--- REQUIRED TASK ---
Drop the pictures, then extract the listing word for word.
○ ○ ○
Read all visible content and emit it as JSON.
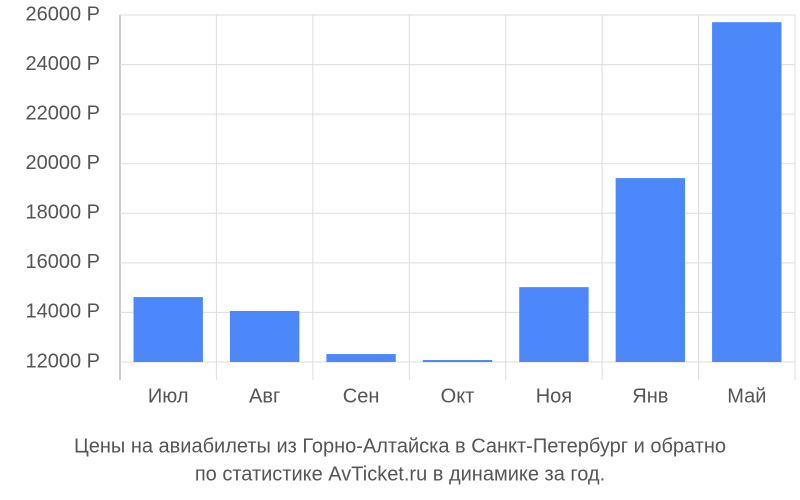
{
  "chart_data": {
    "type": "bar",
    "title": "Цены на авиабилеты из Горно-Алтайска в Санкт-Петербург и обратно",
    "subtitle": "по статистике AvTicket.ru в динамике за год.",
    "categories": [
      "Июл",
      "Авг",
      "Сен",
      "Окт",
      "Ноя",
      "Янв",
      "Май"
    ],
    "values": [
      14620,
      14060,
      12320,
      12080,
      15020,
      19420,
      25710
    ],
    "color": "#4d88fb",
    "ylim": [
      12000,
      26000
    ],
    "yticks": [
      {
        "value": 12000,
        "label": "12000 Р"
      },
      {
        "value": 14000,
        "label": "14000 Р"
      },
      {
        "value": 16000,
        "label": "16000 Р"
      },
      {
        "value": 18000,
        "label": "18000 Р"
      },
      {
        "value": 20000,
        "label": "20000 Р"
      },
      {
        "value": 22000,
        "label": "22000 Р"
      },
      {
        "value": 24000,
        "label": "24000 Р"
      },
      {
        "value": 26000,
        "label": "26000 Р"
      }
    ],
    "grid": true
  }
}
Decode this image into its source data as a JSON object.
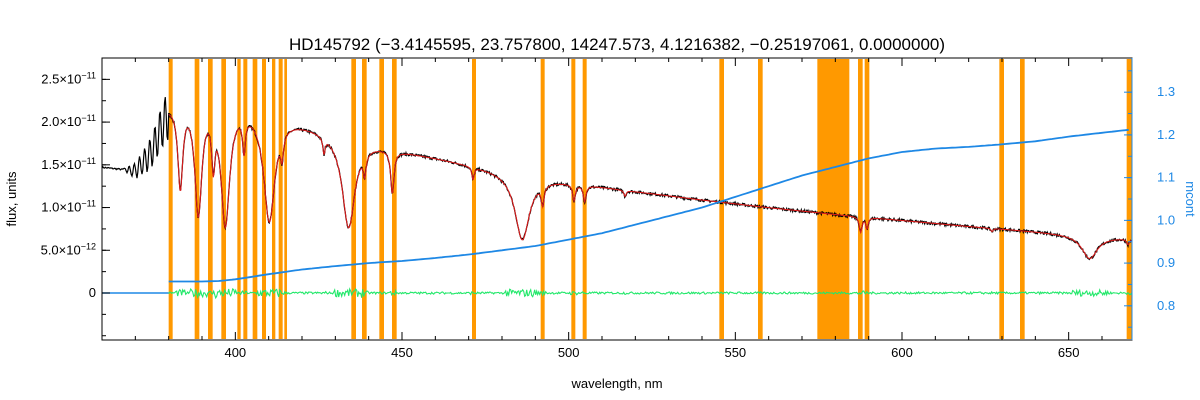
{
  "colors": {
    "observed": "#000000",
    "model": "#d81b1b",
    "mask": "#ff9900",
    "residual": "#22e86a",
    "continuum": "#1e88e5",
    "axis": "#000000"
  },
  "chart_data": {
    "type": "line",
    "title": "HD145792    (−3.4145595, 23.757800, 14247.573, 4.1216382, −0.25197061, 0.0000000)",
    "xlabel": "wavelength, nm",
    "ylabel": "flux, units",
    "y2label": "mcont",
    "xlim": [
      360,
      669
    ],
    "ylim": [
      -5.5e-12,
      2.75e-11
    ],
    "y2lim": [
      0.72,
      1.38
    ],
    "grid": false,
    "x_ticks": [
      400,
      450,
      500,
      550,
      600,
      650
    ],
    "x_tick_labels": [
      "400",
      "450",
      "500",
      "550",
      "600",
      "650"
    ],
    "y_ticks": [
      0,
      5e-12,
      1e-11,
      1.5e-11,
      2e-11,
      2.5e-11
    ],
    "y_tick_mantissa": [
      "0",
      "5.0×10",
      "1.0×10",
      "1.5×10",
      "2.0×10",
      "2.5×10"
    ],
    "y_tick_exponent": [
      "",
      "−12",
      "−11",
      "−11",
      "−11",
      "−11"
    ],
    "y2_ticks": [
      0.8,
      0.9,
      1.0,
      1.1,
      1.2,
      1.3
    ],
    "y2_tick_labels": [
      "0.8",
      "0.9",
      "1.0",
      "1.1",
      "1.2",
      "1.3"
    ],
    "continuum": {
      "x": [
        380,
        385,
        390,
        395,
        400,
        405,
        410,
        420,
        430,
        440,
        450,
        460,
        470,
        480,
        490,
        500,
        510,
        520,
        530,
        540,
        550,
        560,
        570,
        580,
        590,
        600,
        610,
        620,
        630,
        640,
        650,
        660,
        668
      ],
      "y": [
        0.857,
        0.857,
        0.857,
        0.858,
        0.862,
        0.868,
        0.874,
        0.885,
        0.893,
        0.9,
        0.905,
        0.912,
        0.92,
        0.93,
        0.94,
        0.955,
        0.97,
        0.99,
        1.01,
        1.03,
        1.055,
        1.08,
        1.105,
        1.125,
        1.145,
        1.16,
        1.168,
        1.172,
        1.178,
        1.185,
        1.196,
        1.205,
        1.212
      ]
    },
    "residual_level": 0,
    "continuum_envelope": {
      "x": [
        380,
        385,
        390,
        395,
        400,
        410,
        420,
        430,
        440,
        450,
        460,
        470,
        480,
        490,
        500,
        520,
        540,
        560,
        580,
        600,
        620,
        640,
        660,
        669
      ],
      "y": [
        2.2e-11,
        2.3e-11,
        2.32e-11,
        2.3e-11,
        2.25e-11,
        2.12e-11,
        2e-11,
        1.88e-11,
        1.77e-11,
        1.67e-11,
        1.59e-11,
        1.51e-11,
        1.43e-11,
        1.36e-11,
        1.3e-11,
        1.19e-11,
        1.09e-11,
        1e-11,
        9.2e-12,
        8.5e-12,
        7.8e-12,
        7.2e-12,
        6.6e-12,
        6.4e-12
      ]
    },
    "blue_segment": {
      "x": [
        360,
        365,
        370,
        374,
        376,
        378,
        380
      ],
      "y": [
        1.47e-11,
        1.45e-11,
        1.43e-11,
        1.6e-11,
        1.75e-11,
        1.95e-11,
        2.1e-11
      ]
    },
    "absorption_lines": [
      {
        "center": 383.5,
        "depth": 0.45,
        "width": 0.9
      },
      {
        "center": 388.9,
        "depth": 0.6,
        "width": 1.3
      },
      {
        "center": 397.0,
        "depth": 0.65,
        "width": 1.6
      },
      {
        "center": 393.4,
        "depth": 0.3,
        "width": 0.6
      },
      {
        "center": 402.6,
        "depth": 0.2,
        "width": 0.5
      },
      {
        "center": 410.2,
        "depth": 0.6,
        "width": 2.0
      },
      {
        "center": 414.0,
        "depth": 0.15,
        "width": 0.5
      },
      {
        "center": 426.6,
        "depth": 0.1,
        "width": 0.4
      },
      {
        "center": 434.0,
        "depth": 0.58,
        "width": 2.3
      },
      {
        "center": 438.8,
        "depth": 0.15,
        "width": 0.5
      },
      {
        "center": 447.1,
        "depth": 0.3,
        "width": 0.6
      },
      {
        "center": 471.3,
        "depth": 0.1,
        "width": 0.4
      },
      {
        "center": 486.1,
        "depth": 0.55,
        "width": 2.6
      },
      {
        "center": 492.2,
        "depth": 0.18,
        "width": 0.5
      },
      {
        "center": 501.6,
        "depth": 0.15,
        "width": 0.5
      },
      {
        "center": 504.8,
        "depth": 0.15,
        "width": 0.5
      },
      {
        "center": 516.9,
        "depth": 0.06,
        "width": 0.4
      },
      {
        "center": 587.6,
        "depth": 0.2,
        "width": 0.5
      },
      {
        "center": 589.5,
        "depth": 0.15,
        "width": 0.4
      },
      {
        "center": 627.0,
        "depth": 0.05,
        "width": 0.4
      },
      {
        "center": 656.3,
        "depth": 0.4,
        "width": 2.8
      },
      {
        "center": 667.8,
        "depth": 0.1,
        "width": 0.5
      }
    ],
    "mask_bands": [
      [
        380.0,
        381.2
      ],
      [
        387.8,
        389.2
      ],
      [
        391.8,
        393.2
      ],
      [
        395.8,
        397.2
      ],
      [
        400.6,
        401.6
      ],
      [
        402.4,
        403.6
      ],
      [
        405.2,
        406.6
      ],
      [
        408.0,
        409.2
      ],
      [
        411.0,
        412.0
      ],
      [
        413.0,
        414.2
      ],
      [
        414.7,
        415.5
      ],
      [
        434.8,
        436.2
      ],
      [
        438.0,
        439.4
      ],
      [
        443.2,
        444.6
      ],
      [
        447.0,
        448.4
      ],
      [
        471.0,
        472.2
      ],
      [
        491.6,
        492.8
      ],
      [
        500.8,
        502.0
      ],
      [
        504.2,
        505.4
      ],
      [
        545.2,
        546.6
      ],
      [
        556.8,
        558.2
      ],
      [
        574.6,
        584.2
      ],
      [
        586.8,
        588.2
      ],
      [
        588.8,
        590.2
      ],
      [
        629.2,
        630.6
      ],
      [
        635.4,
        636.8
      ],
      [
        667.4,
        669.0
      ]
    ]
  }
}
○ ○ ○
--- TASK RESULT ---
Read all visible content and emit it as JSON.
{
  "chart_data": {
    "type": "bar",
    "title": "Цены на авиабилеты из Горно-Алтайска в Санкт-Петербург и обратно",
    "subtitle": "по статистике AvTicket.ru в динамике за год.",
    "categories": [
      "Июл",
      "Авг",
      "Сен",
      "Окт",
      "Ноя",
      "Янв",
      "Май"
    ],
    "values": [
      14620,
      14060,
      12320,
      12080,
      15020,
      19420,
      25710
    ],
    "color": "#4d88fb",
    "ylim": [
      12000,
      26000
    ],
    "yticks": [
      {
        "value": 12000,
        "label": "12000 Р"
      },
      {
        "value": 14000,
        "label": "14000 Р"
      },
      {
        "value": 16000,
        "label": "16000 Р"
      },
      {
        "value": 18000,
        "label": "18000 Р"
      },
      {
        "value": 20000,
        "label": "20000 Р"
      },
      {
        "value": 22000,
        "label": "22000 Р"
      },
      {
        "value": 24000,
        "label": "24000 Р"
      },
      {
        "value": 26000,
        "label": "26000 Р"
      }
    ],
    "grid": true
  }
}
Decode this image into its source data as a JSON object.
{
  "colors": {
    "observed": "#000000",
    "model": "#d81b1b",
    "mask": "#ff9900",
    "residual": "#22e86a",
    "continuum": "#1e88e5",
    "axis": "#000000"
  },
  "chart_data": {
    "type": "line",
    "title": "HD145792    (−3.4145595, 23.757800, 14247.573, 4.1216382, −0.25197061, 0.0000000)",
    "xlabel": "wavelength, nm",
    "ylabel": "flux, units",
    "y2label": "mcont",
    "xlim": [
      360,
      669
    ],
    "ylim": [
      -5.5e-12,
      2.75e-11
    ],
    "y2lim": [
      0.72,
      1.38
    ],
    "grid": false,
    "x_ticks": [
      400,
      450,
      500,
      550,
      600,
      650
    ],
    "x_tick_labels": [
      "400",
      "450",
      "500",
      "550",
      "600",
      "650"
    ],
    "y_ticks": [
      0,
      5e-12,
      1e-11,
      1.5e-11,
      2e-11,
      2.5e-11
    ],
    "y_tick_mantissa": [
      "0",
      "5.0×10",
      "1.0×10",
      "1.5×10",
      "2.0×10",
      "2.5×10"
    ],
    "y_tick_exponent": [
      "",
      "−12",
      "−11",
      "−11",
      "−11",
      "−11"
    ],
    "y2_ticks": [
      0.8,
      0.9,
      1.0,
      1.1,
      1.2,
      1.3
    ],
    "y2_tick_labels": [
      "0.8",
      "0.9",
      "1.0",
      "1.1",
      "1.2",
      "1.3"
    ],
    "continuum": {
      "x": [
        380,
        385,
        390,
        395,
        400,
        405,
        410,
        420,
        430,
        440,
        450,
        460,
        470,
        480,
        490,
        500,
        510,
        520,
        530,
        540,
        550,
        560,
        570,
        580,
        590,
        600,
        610,
        620,
        630,
        640,
        650,
        660,
        668
      ],
      "y": [
        0.857,
        0.857,
        0.857,
        0.858,
        0.862,
        0.868,
        0.874,
        0.885,
        0.893,
        0.9,
        0.905,
        0.912,
        0.92,
        0.93,
        0.94,
        0.955,
        0.97,
        0.99,
        1.01,
        1.03,
        1.055,
        1.08,
        1.105,
        1.125,
        1.145,
        1.16,
        1.168,
        1.172,
        1.178,
        1.185,
        1.196,
        1.205,
        1.212
      ]
    },
    "residual_level": 0,
    "continuum_envelope": {
      "x": [
        380,
        385,
        390,
        395,
        400,
        410,
        420,
        430,
        440,
        450,
        460,
        470,
        480,
        490,
        500,
        520,
        540,
        560,
        580,
        600,
        620,
        640,
        660,
        669
      ],
      "y": [
        2.2e-11,
        2.3e-11,
        2.32e-11,
        2.3e-11,
        2.25e-11,
        2.12e-11,
        2e-11,
        1.88e-11,
        1.77e-11,
        1.67e-11,
        1.59e-11,
        1.51e-11,
        1.43e-11,
        1.36e-11,
        1.3e-11,
        1.19e-11,
        1.09e-11,
        1e-11,
        9.2e-12,
        8.5e-12,
        7.8e-12,
        7.2e-12,
        6.6e-12,
        6.4e-12
      ]
    },
    "blue_segment": {
      "x": [
        360,
        365,
        370,
        374,
        376,
        378,
        380
      ],
      "y": [
        1.47e-11,
        1.45e-11,
        1.43e-11,
        1.6e-11,
        1.75e-11,
        1.95e-11,
        2.1e-11
      ]
    },
    "absorption_lines": [
      {
        "center": 383.5,
        "depth": 0.45,
        "width": 0.9
      },
      {
        "center": 388.9,
        "depth": 0.6,
        "width": 1.3
      },
      {
        "center": 397.0,
        "depth": 0.65,
        "width": 1.6
      },
      {
        "center": 393.4,
        "depth": 0.3,
        "width": 0.6
      },
      {
        "center": 402.6,
        "depth": 0.2,
        "width": 0.5
      },
      {
        "center": 410.2,
        "depth": 0.6,
        "width": 2.0
      },
      {
        "center": 414.0,
        "depth": 0.15,
        "width": 0.5
      },
      {
        "center": 426.6,
        "depth": 0.1,
        "width": 0.4
      },
      {
        "center": 434.0,
        "depth": 0.58,
        "width": 2.3
      },
      {
        "center": 438.8,
        "depth": 0.15,
        "width": 0.5
      },
      {
        "center": 447.1,
        "depth": 0.3,
        "width": 0.6
      },
      {
        "center": 471.3,
        "depth": 0.1,
        "width": 0.4
      },
      {
        "center": 486.1,
        "depth": 0.55,
        "width": 2.6
      },
      {
        "center": 492.2,
        "depth": 0.18,
        "width": 0.5
      },
      {
        "center": 501.6,
        "depth": 0.15,
        "width": 0.5
      },
      {
        "center": 504.8,
        "depth": 0.15,
        "width": 0.5
      },
      {
        "center": 516.9,
        "depth": 0.06,
        "width": 0.4
      },
      {
        "center": 587.6,
        "depth": 0.2,
        "width": 0.5
      },
      {
        "center": 589.5,
        "depth": 0.15,
        "width": 0.4
      },
      {
        "center": 627.0,
        "depth": 0.05,
        "width": 0.4
      },
      {
        "center": 656.3,
        "depth": 0.4,
        "width": 2.8
      },
      {
        "center": 667.8,
        "depth": 0.1,
        "width": 0.5
      }
    ],
    "mask_bands": [
      [
        380.0,
        381.2
      ],
      [
        387.8,
        389.2
      ],
      [
        391.8,
        393.2
      ],
      [
        395.8,
        397.2
      ],
      [
        400.6,
        401.6
      ],
      [
        402.4,
        403.6
      ],
      [
        405.2,
        406.6
      ],
      [
        408.0,
        409.2
      ],
      [
        411.0,
        412.0
      ],
      [
        413.0,
        414.2
      ],
      [
        414.7,
        415.5
      ],
      [
        434.8,
        436.2
      ],
      [
        438.0,
        439.4
      ],
      [
        443.2,
        444.6
      ],
      [
        447.0,
        448.4
      ],
      [
        471.0,
        472.2
      ],
      [
        491.6,
        492.8
      ],
      [
        500.8,
        502.0
      ],
      [
        504.2,
        505.4
      ],
      [
        545.2,
        546.6
      ],
      [
        556.8,
        558.2
      ],
      [
        574.6,
        584.2
      ],
      [
        586.8,
        588.2
      ],
      [
        588.8,
        590.2
      ],
      [
        629.2,
        630.6
      ],
      [
        635.4,
        636.8
      ],
      [
        667.4,
        669.0
      ]
    ]
  }
}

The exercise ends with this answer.